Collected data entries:
** start **
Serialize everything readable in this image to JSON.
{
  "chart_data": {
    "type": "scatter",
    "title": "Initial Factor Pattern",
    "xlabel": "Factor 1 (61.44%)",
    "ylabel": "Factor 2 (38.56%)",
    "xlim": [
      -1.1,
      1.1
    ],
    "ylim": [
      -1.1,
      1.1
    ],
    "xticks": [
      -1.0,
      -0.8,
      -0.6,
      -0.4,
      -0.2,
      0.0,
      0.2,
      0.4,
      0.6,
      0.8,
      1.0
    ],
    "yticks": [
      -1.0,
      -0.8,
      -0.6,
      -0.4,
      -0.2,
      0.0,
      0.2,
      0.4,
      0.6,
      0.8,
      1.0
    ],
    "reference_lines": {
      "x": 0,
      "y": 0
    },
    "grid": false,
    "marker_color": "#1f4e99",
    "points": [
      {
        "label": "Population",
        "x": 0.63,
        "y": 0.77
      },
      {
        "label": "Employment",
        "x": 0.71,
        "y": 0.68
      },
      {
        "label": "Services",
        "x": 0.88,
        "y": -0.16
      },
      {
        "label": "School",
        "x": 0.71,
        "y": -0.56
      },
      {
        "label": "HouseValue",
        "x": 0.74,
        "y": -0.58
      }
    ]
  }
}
** end **
Copy all the entries verbatim.

Serialize everything readable in this image to JSON.
{
  "chart_data": {
    "type": "scatter",
    "title": "Initial Factor Pattern",
    "xlabel": "Factor 1 (61.44%)",
    "ylabel": "Factor 2 (38.56%)",
    "xlim": [
      -1.1,
      1.1
    ],
    "ylim": [
      -1.1,
      1.1
    ],
    "xticks": [
      -1.0,
      -0.8,
      -0.6,
      -0.4,
      -0.2,
      0.0,
      0.2,
      0.4,
      0.6,
      0.8,
      1.0
    ],
    "yticks": [
      -1.0,
      -0.8,
      -0.6,
      -0.4,
      -0.2,
      0.0,
      0.2,
      0.4,
      0.6,
      0.8,
      1.0
    ],
    "reference_lines": {
      "x": 0,
      "y": 0
    },
    "grid": false,
    "marker_color": "#1f4e99",
    "points": [
      {
        "label": "Population",
        "x": 0.63,
        "y": 0.77
      },
      {
        "label": "Employment",
        "x": 0.71,
        "y": 0.68
      },
      {
        "label": "Services",
        "x": 0.88,
        "y": -0.16
      },
      {
        "label": "School",
        "x": 0.71,
        "y": -0.56
      },
      {
        "label": "HouseValue",
        "x": 0.74,
        "y": -0.58
      }
    ]
  }
}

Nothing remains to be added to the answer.